▶ _Direction_
Leave every picture out and write out the records below exactly.

▶ _Records for this task_
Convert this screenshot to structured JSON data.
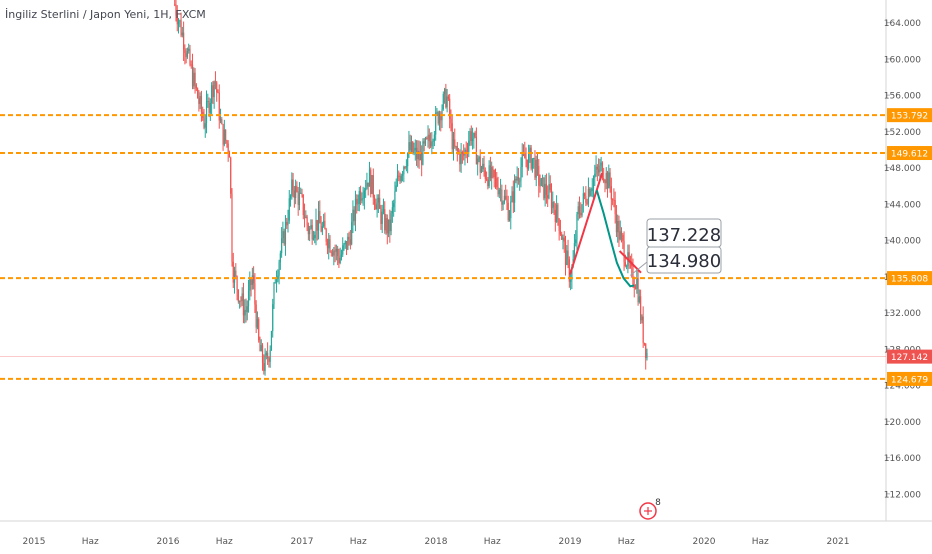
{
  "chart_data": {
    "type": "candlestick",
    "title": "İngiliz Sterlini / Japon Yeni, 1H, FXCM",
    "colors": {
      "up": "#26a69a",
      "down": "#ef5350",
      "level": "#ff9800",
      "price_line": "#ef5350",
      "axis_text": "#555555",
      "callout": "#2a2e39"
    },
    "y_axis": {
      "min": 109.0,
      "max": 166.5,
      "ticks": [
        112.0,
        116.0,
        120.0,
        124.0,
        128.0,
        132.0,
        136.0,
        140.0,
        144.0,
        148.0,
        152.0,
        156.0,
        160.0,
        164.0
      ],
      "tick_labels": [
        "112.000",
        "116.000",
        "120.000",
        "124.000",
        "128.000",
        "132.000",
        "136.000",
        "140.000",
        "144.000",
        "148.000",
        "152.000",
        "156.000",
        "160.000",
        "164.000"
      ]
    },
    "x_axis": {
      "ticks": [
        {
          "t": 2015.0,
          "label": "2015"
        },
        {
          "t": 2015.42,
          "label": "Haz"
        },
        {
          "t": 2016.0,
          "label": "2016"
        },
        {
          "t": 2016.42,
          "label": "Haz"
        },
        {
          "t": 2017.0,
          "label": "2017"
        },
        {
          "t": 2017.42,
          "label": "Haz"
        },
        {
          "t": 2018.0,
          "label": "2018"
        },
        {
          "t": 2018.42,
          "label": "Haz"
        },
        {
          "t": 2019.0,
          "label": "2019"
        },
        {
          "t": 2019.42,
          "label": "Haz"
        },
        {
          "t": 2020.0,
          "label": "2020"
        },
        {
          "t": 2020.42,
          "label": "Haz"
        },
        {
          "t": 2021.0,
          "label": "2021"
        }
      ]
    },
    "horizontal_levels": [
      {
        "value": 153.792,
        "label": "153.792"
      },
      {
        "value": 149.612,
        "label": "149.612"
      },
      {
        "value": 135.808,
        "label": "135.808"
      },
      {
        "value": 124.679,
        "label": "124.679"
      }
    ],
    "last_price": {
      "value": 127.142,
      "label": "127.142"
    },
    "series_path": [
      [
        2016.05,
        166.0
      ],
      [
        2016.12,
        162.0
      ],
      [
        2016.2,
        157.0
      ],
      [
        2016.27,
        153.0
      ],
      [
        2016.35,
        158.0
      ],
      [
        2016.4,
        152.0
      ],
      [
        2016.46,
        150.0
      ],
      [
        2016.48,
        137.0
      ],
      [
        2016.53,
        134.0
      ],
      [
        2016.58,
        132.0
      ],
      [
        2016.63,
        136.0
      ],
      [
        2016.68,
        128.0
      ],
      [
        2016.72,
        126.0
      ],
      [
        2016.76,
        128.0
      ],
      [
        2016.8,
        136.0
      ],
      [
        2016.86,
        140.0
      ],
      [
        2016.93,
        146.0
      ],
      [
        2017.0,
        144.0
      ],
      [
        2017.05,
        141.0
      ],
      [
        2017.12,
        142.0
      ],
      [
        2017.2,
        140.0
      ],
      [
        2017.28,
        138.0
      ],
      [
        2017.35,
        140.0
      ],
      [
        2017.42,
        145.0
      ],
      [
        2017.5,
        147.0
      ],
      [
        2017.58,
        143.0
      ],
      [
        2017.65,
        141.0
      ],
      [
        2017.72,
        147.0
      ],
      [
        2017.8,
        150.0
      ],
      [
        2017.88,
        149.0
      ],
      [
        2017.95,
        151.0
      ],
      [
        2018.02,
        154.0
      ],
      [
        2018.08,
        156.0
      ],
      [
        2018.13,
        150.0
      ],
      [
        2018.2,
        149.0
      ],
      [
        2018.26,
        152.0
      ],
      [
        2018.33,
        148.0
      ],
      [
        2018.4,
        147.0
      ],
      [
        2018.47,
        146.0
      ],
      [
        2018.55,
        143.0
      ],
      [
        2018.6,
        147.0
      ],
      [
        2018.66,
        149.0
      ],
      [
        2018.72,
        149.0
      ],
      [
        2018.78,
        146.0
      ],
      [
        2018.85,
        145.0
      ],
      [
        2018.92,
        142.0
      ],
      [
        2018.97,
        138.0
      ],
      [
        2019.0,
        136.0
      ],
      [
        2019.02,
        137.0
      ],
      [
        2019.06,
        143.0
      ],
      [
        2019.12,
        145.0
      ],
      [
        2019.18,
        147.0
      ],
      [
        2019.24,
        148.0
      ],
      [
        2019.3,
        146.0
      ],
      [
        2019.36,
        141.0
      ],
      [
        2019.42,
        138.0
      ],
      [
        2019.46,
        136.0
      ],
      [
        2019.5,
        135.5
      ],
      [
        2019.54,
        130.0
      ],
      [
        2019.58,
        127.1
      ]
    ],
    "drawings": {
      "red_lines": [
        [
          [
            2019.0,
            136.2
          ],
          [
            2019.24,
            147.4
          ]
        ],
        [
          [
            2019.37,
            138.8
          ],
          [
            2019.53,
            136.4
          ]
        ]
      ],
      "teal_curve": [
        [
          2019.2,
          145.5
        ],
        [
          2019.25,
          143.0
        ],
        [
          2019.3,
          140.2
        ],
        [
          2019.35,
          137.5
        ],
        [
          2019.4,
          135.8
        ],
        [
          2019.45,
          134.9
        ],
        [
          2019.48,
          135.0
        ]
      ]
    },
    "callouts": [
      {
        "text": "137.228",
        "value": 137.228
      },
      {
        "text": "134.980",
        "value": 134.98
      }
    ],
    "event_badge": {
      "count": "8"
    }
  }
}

▶ _Result of the task_
Convert this screenshot to structured JSON data.
{
  "chart_data": {
    "type": "candlestick",
    "title": "İngiliz Sterlini / Japon Yeni, 1H, FXCM",
    "colors": {
      "up": "#26a69a",
      "down": "#ef5350",
      "level": "#ff9800",
      "price_line": "#ef5350",
      "axis_text": "#555555",
      "callout": "#2a2e39"
    },
    "y_axis": {
      "min": 109.0,
      "max": 166.5,
      "ticks": [
        112.0,
        116.0,
        120.0,
        124.0,
        128.0,
        132.0,
        136.0,
        140.0,
        144.0,
        148.0,
        152.0,
        156.0,
        160.0,
        164.0
      ],
      "tick_labels": [
        "112.000",
        "116.000",
        "120.000",
        "124.000",
        "128.000",
        "132.000",
        "136.000",
        "140.000",
        "144.000",
        "148.000",
        "152.000",
        "156.000",
        "160.000",
        "164.000"
      ]
    },
    "x_axis": {
      "ticks": [
        {
          "t": 2015.0,
          "label": "2015"
        },
        {
          "t": 2015.42,
          "label": "Haz"
        },
        {
          "t": 2016.0,
          "label": "2016"
        },
        {
          "t": 2016.42,
          "label": "Haz"
        },
        {
          "t": 2017.0,
          "label": "2017"
        },
        {
          "t": 2017.42,
          "label": "Haz"
        },
        {
          "t": 2018.0,
          "label": "2018"
        },
        {
          "t": 2018.42,
          "label": "Haz"
        },
        {
          "t": 2019.0,
          "label": "2019"
        },
        {
          "t": 2019.42,
          "label": "Haz"
        },
        {
          "t": 2020.0,
          "label": "2020"
        },
        {
          "t": 2020.42,
          "label": "Haz"
        },
        {
          "t": 2021.0,
          "label": "2021"
        }
      ]
    },
    "horizontal_levels": [
      {
        "value": 153.792,
        "label": "153.792"
      },
      {
        "value": 149.612,
        "label": "149.612"
      },
      {
        "value": 135.808,
        "label": "135.808"
      },
      {
        "value": 124.679,
        "label": "124.679"
      }
    ],
    "last_price": {
      "value": 127.142,
      "label": "127.142"
    },
    "series_path": [
      [
        2016.05,
        166.0
      ],
      [
        2016.12,
        162.0
      ],
      [
        2016.2,
        157.0
      ],
      [
        2016.27,
        153.0
      ],
      [
        2016.35,
        158.0
      ],
      [
        2016.4,
        152.0
      ],
      [
        2016.46,
        150.0
      ],
      [
        2016.48,
        137.0
      ],
      [
        2016.53,
        134.0
      ],
      [
        2016.58,
        132.0
      ],
      [
        2016.63,
        136.0
      ],
      [
        2016.68,
        128.0
      ],
      [
        2016.72,
        126.0
      ],
      [
        2016.76,
        128.0
      ],
      [
        2016.8,
        136.0
      ],
      [
        2016.86,
        140.0
      ],
      [
        2016.93,
        146.0
      ],
      [
        2017.0,
        144.0
      ],
      [
        2017.05,
        141.0
      ],
      [
        2017.12,
        142.0
      ],
      [
        2017.2,
        140.0
      ],
      [
        2017.28,
        138.0
      ],
      [
        2017.35,
        140.0
      ],
      [
        2017.42,
        145.0
      ],
      [
        2017.5,
        147.0
      ],
      [
        2017.58,
        143.0
      ],
      [
        2017.65,
        141.0
      ],
      [
        2017.72,
        147.0
      ],
      [
        2017.8,
        150.0
      ],
      [
        2017.88,
        149.0
      ],
      [
        2017.95,
        151.0
      ],
      [
        2018.02,
        154.0
      ],
      [
        2018.08,
        156.0
      ],
      [
        2018.13,
        150.0
      ],
      [
        2018.2,
        149.0
      ],
      [
        2018.26,
        152.0
      ],
      [
        2018.33,
        148.0
      ],
      [
        2018.4,
        147.0
      ],
      [
        2018.47,
        146.0
      ],
      [
        2018.55,
        143.0
      ],
      [
        2018.6,
        147.0
      ],
      [
        2018.66,
        149.0
      ],
      [
        2018.72,
        149.0
      ],
      [
        2018.78,
        146.0
      ],
      [
        2018.85,
        145.0
      ],
      [
        2018.92,
        142.0
      ],
      [
        2018.97,
        138.0
      ],
      [
        2019.0,
        136.0
      ],
      [
        2019.02,
        137.0
      ],
      [
        2019.06,
        143.0
      ],
      [
        2019.12,
        145.0
      ],
      [
        2019.18,
        147.0
      ],
      [
        2019.24,
        148.0
      ],
      [
        2019.3,
        146.0
      ],
      [
        2019.36,
        141.0
      ],
      [
        2019.42,
        138.0
      ],
      [
        2019.46,
        136.0
      ],
      [
        2019.5,
        135.5
      ],
      [
        2019.54,
        130.0
      ],
      [
        2019.58,
        127.1
      ]
    ],
    "drawings": {
      "red_lines": [
        [
          [
            2019.0,
            136.2
          ],
          [
            2019.24,
            147.4
          ]
        ],
        [
          [
            2019.37,
            138.8
          ],
          [
            2019.53,
            136.4
          ]
        ]
      ],
      "teal_curve": [
        [
          2019.2,
          145.5
        ],
        [
          2019.25,
          143.0
        ],
        [
          2019.3,
          140.2
        ],
        [
          2019.35,
          137.5
        ],
        [
          2019.4,
          135.8
        ],
        [
          2019.45,
          134.9
        ],
        [
          2019.48,
          135.0
        ]
      ]
    },
    "callouts": [
      {
        "text": "137.228",
        "value": 137.228
      },
      {
        "text": "134.980",
        "value": 134.98
      }
    ],
    "event_badge": {
      "count": "8"
    }
  }
}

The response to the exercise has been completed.